> _TRAVAIL DEMANDÉ_:
**a)** D'après le passage sur l'intervention de M. Tazi, à quel niveau du PIB s'établit le taux d'endettement du Royaume ?
**b)** Poursuivez le passage sur l'intervention de M. Tazi à la Global Growth Conference en reprenant après sa dernière phrase.

> _TEXTE À LIRE_:
------------

Intervenant lors de la Global Growth Conference (GGC) 2025, organisée par l’Institut Amadeus sous le thème “Structurer la croissance, transformer l’incertitude en opportunité”, M. Tazi a relevé que cet écosystème repose sur plusieurs piliers complémentaires, notamment un système bancaire solide, un fonds d’investissement dédié à l’apport en fonds propres et quasi-fonds propres, ainsi que des mécanismes de subvention prévus dans le cadre de la charte de l’investissement.
Le président du Patronat a également mis en avant la capacité significative du Royaume à mobiliser l’épargne nationale à travers de grands investisseurs institutionnels, tels que la Caisse de Dépôt et de Gestion (CDG), la Caisse Marocaine des Retraites (CMR), la Caisse Nationale de Sécurité Sociale (CNSS) et le Régime Collectif d’Allocation de Retraite (RCAR).
Ce dispositif, a-t-il expliqué, permet de mobiliser rapidement les financements nécessaires à la réalisation de projets structurants de grande envergure, qu’il s’agisse des infrastructures sportives liées à la Coupe d’Afrique des Nations (CAN) et à la Coupe du Monde, ou encore de grands chantiers de développement territorial.
En outre, M. Tazi est revenu sur la progression soutenue des indicateurs macroéconomiques du Royaume, dont une croissance prévue entre 5,2% et 5,5% en 2026, ainsi qu’un taux d’endettement maîtrisé, établi à environ 62 % du produit intérieur brut (PIB).
D’après lui, cette dynamique est portée par l’avancement simultané de plusieurs chantiers stratégiques, notamment la transition énergétique, le développement des infrastructures, dont Tanger Med et le futur port de Dakhla Atlantique, ainsi que la montée en puissance du capital humain à travers la réforme de la formation professionnelle.

------------

> _ENTRÉES DE DONNÉES_:

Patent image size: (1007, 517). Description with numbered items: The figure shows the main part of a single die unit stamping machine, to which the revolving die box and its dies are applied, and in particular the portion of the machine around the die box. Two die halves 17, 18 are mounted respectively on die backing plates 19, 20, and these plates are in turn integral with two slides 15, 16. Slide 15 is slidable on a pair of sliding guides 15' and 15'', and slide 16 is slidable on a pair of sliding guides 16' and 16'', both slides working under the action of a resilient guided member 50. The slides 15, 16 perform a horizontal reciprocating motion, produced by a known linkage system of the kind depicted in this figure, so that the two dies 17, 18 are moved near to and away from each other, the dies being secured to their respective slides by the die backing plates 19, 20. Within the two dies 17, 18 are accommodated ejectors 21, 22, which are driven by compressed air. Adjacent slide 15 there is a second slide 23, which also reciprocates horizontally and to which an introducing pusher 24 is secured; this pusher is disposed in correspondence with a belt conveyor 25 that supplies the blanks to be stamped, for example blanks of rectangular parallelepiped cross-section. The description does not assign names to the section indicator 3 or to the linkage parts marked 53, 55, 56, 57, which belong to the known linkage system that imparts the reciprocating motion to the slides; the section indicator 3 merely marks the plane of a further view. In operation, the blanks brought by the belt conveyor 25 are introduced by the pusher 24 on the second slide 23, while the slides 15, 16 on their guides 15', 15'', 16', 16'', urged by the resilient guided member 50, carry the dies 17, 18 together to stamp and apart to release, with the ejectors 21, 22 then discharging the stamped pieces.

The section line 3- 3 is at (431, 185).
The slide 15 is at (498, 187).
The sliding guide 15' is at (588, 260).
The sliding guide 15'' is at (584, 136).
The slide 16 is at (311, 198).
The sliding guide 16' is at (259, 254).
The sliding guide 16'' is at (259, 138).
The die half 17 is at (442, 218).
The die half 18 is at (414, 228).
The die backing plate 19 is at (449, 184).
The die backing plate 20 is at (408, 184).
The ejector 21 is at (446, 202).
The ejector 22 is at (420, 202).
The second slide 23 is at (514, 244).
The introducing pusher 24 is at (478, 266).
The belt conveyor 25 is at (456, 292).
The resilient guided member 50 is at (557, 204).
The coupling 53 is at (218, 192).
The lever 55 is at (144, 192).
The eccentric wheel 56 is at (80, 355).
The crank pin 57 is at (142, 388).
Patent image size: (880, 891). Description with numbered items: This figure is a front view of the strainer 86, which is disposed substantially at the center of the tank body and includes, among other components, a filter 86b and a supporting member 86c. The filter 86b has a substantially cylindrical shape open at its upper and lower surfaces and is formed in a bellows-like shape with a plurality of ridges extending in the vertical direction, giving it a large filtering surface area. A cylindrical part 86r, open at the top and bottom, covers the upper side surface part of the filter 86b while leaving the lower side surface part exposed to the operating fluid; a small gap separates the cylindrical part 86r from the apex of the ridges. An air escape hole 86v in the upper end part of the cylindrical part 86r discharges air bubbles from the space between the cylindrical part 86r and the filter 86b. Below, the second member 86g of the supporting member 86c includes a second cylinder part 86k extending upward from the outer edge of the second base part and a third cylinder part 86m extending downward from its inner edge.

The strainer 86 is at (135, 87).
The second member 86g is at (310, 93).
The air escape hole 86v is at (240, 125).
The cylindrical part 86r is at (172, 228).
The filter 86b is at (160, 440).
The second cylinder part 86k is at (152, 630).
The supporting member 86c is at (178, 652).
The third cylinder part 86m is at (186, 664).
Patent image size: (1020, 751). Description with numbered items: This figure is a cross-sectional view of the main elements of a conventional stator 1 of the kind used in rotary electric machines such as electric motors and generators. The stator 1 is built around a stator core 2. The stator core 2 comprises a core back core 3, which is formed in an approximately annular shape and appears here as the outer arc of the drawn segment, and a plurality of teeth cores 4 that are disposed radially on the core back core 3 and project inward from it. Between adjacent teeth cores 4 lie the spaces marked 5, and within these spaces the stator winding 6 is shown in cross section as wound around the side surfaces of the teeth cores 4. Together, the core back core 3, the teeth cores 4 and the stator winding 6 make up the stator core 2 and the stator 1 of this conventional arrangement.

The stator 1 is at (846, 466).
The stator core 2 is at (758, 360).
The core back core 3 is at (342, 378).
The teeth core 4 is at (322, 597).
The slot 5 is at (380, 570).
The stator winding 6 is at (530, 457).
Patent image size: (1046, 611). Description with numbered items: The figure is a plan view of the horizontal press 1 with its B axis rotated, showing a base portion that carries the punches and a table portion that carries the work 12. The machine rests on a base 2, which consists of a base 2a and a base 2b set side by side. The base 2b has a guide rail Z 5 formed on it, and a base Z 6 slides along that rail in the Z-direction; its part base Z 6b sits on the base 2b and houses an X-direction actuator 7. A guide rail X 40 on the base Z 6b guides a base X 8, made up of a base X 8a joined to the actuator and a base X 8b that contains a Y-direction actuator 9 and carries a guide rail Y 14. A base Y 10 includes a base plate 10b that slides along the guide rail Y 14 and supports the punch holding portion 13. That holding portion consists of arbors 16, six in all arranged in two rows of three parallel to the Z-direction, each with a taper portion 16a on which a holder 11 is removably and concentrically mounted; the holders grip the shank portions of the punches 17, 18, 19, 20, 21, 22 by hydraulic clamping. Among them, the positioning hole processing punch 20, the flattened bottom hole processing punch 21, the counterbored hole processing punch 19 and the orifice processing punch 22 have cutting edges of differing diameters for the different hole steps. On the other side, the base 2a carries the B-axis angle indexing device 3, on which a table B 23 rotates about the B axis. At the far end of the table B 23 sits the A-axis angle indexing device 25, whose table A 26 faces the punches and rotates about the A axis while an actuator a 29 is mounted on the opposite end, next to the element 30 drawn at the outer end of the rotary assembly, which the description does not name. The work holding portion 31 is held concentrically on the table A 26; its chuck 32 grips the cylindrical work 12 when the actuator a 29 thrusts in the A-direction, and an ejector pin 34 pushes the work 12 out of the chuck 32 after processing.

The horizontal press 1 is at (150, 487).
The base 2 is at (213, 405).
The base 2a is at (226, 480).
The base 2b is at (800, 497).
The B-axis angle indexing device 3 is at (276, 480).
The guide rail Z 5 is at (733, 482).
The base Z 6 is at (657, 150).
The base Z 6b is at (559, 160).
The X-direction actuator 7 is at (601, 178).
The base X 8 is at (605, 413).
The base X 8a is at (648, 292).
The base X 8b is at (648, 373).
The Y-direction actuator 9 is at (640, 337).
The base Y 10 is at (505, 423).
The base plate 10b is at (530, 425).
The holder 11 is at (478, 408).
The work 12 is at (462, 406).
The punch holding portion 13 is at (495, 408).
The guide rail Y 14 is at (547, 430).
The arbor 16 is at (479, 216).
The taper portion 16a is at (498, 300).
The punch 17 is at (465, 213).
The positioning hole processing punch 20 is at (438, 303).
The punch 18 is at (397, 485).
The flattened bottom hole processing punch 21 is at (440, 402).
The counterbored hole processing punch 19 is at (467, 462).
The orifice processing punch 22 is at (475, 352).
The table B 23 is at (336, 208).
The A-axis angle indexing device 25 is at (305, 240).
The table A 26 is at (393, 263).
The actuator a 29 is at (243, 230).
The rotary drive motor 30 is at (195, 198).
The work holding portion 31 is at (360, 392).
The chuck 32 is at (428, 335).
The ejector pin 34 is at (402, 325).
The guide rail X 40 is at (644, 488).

------------

> _RÉPONSES_:
**a)** À environ 62 % du PIB.

**b)**
Évoquant le contexte continental, M. Tazi a rappelé que l’Afrique offre des perspectives de croissance exceptionnelles, avec une dizaine d’économies affichant des taux de croissance supérieurs à 7% par an, une population dépassant le milliard d’habitants appelée à atteindre 2,5 milliards à l’horizon 2050, ainsi qu’un âge moyen d’environ 20 ans, faisant du continent le principal réservoir mondial de jeunesse et de productivité.
Il a toutefois relevé que les échanges commerciaux intra-africains demeurent limités, ne représentant que 15% du total des échanges du continent, contre près de 60% entre les pays européens, mettant ainsi en évidence l’important potentiel d’intégration économique régionale encore sous-exploité.
Organisée à l’initiative de l’Institut Amadeus, la GGC 2026 réunit plus de 1.500 participants représentant une large diversité de disciplines et de délégations et s’articule autour de thématiques telles que la souveraineté économique, la réindustrialisation, la finance productive, le numérique et l’intelligence artificielle. Ses travaux visent à enrichir et consolider la Feuille de Route de Rabat adoptée lors de l’édition 2025, en lui donnant une dimension plus opérationnelle.